The George Brathwaite Column – DLP FACTS and Failed Leadership

George C. Brathwaite (PhD)

Given the manifested ineptitude of the Democratic Labour Party (DLP) over the past decade, Barbadians are hoping for change with the next general elections in sight. Barbadians are ready to overcome the DLP’s wreckage of economy and society. They have become excited about the prospects of different leadership and political agency. New political entities without showing their faces, coupled with a unified opposition in Parliament, are sounding their voices if not totally revealing policy alternatives.

But why be critical or dent aspirations of the Freundel Stuart-led administration seeking a third term? The answer is straightforward. The current DLP administration has failed to meet most expectations of the Barbadian people – both young and old for nearly 10 years. On hindsight, this ill-directed route taken by the DLP was erroneously self-labelled – ‘Pathways to Progress’. Barbadians witnessed a daily and unending trek towards macroeconomic degradation and societal disorder, despite DLP supporters remaining staunch in support. Moreover, the DLP has been at pains to suggest that the Barbados Labour Party (BLP) operated in ‘times of plenty’ with no profound transformations occurring under Prime Minister Owen Arthur.

The DLP claims that the inherited social institutions were unable to improve the welfare of the Barbados nation. Unfortunately, the DLP’s rejection of everything touched by Arthur, hastened the eventual failures of the DLP’s two terms in office. The sullied approach of overly separating economic practicalities from societal order became the DLP’s way of telling Barbadians that Arthur’s BLP was so focussed on economy, that a clear majority of the nation’s people and society were neglected. The distortions, untruths, and DLP propaganda have been since exposed.

Driving the first term of the DLP’s return to power since the dark days of exile in the early 1990s, the DLP chose a mantra that ‘Barbados is not only an economy; it is a society’. This easy turn of phrase managed to set a lingual framework of optimism and empowering expectations throughout the nation. Initially, Barbadians were captured by the DLP’s messaging that suggested the David Thompson Cabinet was interested in building a sound Barbadian society and transforming the lives of many persons left on the margins. However, persons more knowledgeable than the DLP’s escape artists realised that the DLP was somewhat bereft in terms of economic thought. To suggest that the DLP was capable of moving Barbados beyond the bifurcated and disjointed gaze of messieurs Thompson, Stuart, Sinckler and elders in the background, was politically enthralling but realistically empty.
────────────────
_JOBS:_
A) Revise the column on the DLP's leadership by reproducing it starting at "Given the manifested" and ending at "revealing policy alternatives.", with "ineptitude" changed to "incompetence".
B) Write the next part of the column on the DLP's record in government, picking up after its final sentence.

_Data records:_
────────────────
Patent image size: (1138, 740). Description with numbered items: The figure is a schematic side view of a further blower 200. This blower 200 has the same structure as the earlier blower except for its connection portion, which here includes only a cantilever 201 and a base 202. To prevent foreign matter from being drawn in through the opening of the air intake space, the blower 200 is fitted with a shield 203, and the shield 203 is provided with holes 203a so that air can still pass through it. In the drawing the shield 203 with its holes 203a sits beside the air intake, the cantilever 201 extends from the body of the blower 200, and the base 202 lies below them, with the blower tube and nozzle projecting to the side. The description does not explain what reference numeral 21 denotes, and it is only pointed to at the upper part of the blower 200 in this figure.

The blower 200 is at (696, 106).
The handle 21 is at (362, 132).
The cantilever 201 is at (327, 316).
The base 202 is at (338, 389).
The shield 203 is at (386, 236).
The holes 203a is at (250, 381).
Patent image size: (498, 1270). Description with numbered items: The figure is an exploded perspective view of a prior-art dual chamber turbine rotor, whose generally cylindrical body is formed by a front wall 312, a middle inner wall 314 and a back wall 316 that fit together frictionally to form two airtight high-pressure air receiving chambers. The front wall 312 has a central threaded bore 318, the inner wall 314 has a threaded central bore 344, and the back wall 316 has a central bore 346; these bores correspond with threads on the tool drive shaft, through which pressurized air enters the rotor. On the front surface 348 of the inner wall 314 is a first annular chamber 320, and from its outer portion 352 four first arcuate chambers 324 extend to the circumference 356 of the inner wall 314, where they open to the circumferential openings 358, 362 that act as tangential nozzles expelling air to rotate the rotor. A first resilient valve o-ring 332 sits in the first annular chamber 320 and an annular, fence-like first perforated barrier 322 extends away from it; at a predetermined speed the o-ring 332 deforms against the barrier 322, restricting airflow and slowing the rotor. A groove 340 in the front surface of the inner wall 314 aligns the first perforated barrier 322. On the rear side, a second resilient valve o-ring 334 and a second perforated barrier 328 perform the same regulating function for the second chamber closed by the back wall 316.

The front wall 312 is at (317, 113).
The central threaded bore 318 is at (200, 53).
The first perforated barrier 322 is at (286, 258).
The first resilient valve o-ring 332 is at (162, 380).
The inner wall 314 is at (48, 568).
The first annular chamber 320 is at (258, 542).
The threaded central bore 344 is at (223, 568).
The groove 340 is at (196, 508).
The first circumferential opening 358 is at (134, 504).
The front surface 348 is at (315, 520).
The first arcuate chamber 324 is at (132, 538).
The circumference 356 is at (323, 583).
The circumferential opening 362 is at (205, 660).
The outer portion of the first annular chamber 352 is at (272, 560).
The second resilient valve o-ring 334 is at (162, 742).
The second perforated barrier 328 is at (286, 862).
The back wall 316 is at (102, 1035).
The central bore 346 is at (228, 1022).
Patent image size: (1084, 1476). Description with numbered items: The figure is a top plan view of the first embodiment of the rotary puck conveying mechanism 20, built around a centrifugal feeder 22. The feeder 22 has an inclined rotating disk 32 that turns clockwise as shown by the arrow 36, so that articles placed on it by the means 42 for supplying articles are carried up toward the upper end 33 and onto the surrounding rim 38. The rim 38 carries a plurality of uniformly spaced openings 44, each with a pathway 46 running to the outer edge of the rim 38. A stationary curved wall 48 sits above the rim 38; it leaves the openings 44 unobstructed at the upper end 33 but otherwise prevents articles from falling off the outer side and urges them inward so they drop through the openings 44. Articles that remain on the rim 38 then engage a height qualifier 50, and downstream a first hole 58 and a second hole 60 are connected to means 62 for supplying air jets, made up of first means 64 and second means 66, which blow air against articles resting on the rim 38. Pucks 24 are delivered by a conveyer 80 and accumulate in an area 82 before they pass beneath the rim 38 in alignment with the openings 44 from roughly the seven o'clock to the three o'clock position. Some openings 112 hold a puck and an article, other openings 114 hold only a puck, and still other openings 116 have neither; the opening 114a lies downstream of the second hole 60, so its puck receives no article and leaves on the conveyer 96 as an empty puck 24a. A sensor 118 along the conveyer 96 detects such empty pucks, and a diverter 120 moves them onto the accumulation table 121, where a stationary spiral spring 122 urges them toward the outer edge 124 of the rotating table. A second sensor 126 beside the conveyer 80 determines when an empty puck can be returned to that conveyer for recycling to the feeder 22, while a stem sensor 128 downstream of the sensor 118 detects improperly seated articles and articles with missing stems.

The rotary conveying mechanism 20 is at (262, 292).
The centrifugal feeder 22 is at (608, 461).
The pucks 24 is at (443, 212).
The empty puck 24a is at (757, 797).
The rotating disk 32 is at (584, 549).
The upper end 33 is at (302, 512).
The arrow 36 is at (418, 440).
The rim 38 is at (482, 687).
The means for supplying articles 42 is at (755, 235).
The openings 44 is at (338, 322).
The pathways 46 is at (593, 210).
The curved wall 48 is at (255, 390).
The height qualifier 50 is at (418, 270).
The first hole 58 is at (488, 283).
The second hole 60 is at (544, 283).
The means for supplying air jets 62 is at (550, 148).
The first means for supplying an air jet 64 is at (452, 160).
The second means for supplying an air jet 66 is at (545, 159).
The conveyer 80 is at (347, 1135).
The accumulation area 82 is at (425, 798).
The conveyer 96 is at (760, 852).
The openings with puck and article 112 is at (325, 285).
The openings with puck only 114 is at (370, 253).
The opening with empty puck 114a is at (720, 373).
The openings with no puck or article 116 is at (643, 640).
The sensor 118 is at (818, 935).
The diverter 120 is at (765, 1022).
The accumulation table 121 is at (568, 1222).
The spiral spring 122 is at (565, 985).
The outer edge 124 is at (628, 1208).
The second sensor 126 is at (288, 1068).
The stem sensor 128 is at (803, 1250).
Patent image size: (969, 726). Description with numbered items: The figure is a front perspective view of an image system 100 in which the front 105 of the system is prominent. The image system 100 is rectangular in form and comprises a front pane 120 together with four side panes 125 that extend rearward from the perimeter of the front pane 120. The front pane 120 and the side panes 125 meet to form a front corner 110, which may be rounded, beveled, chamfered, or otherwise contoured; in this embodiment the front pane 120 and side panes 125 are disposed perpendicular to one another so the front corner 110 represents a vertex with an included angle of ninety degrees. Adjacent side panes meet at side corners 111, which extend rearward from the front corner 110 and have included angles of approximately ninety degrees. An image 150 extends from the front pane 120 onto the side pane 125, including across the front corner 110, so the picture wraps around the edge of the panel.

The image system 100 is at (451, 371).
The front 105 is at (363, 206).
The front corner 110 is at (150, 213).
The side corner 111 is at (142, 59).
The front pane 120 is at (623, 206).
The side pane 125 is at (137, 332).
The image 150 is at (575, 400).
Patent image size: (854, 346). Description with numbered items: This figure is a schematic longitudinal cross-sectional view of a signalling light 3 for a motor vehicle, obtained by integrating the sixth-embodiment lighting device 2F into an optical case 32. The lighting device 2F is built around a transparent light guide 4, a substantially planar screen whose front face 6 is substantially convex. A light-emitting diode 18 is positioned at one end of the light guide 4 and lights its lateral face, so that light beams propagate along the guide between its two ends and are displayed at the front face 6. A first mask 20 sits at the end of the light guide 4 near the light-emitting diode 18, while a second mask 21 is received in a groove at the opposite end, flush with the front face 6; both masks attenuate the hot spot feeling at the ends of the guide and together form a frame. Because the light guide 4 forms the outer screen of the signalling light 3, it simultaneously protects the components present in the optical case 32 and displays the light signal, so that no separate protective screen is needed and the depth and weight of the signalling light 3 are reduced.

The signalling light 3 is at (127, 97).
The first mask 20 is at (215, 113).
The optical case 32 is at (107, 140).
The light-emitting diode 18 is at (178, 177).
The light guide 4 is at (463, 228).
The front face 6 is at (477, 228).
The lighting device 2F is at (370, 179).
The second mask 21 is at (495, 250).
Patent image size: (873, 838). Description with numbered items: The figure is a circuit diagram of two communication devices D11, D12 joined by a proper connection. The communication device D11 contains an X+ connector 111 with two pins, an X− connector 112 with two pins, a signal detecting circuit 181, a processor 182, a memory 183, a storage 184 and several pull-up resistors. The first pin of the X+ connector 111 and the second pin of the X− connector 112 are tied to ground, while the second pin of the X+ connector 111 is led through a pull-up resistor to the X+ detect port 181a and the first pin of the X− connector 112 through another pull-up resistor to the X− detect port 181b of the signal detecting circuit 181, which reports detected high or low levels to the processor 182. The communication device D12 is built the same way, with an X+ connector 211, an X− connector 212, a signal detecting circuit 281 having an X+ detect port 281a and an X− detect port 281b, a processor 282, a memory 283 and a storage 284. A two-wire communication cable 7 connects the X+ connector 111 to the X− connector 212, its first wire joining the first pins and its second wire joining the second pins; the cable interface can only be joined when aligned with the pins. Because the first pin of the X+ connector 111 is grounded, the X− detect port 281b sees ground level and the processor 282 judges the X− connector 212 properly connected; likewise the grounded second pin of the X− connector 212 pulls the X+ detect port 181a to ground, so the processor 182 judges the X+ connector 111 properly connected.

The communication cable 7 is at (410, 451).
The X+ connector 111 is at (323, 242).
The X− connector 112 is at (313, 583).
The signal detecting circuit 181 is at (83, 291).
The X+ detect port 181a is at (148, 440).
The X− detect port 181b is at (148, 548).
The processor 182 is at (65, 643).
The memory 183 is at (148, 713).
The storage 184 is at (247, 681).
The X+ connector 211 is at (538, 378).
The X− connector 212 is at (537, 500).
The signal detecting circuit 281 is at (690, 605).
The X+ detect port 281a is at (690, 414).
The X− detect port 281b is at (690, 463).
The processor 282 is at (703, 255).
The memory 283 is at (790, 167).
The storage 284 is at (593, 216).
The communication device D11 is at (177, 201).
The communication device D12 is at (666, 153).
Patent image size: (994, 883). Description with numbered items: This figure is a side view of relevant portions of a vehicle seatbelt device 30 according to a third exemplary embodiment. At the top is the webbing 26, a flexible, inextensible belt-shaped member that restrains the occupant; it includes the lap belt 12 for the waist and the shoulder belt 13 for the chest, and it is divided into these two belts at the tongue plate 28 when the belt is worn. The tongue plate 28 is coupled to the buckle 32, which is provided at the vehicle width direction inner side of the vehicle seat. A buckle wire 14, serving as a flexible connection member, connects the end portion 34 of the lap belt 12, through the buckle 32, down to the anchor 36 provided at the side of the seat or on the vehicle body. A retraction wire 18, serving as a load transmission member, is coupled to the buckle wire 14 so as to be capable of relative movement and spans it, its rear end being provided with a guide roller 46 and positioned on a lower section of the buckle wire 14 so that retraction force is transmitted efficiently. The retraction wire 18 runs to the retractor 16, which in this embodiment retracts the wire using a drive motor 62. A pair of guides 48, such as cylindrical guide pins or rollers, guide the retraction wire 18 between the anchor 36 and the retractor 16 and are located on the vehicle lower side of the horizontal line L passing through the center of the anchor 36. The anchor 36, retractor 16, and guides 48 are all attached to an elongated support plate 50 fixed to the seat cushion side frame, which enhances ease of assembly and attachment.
────────────────
_EXPECTED ANSWERS:_
A)
Given the manifested incompetence of the Democratic Labour Party (DLP) over the past decade, Barbadians are hoping for change with the next general elections in sight. Barbadians are ready to overcome the DLP’s wreckage of economy and society. They have become excited about the prospects of different leadership and political agency. New political entities without showing their faces, coupled with a unified opposition in Parliament, are sounding their voices if not totally revealing policy alternatives.

B)
The fact is, the DLP since 2008 refused to accept from the outset that ‘‘progress’’ implies the combination of social progress alongside the pursuit of economic growth. With a burdensome 2008 budget that has since been followed with fiscal indiscipline, there are challenges coping with more taxation and austerity. The DLP has not been successful creating incentives and prosperity, nor is the course set to direct the economy to meet and maximise on those benefits for meeting human needs, improving efficiency, creating jobs, and building wealth among the Barbadian people. Several experts outside the scope of the DLP warned of the potential dangers associated with oddly separating economy and society beyond analytical practicality.

From Thompson to Sinckler, and from Thompson to Stuart, Barbados was presented with good-sounding empty vessels as if societal concerns could be addressed without the apt supporting economic inputs of fiscal and monetary policies. One ought not to lay all the blame on Stuart after the passing of David Thompson. It is true that in 2009, Thompson constantly was lamenting that the DLP inherited a ‘bad hand’, with the same chorus being sung by his Ministers. This weak posturing by the DLP continues to date, and is clearly self-defeating. The DLP’s protruding leadership ineptness – discounting those constraints produced by recession – made it impossible to safeguard a society without the necessary supports that flow from a viable economy.

Clearly, Thompson’s first budget began a taxation binge. Afterwards, with Christopher Sinckler as the current pilot, taxation has practically become a runaway and non-stop train. Sinckler’s economic/financial shortcomings are part of the mix now ruining Barbados, and if there is any doubt, Minister Dr David Estwick has admitted that Barbados’ “debt metrics have deteriorated significantly since 2010,” and this timeline coincides with Sinckler’s elevation to be the Minister of Finance. Still today, many persons may prefer to overlook a predictive statement made by David Thompson in August 2009. Thompson, perhaps for the first time, conceded that: “We are navigating an uncharted path. No one knows what lies beyond the bend. In fact, we have not yet even seen the bend.” Arguably, Thompson was aware of the lack of acumen to draw on exclusively from within the DLP.

Since then, back-peddling has become synonymous with the DLP regarding the Barbados economy, and have been cause for Barbadians’ frustration and demand for change. Months ago, the International Monetary Fund (IMF) stereotypically mentioned that a ‘corner’ was within reach; Barbadians have not yet seen the bend mentioned by Thompson or the IMF. Barbadians are still waiting given that 2 % economic growth during the height of the 2016/17 tourism season, is nothing to inspire confidence in the economy. Furthermore, the printing of money continues while several advisors are indicating that depleted foreign reserves are a constant threat. Certainly, the DLP’s ‘Continuing on the Pathways to Progress’ of 2013 is conclusively disastrous. The DLP, with every limp attempt, has missed opportunities to effectively transform the Barbados nation ‘to meet the needs of the people’.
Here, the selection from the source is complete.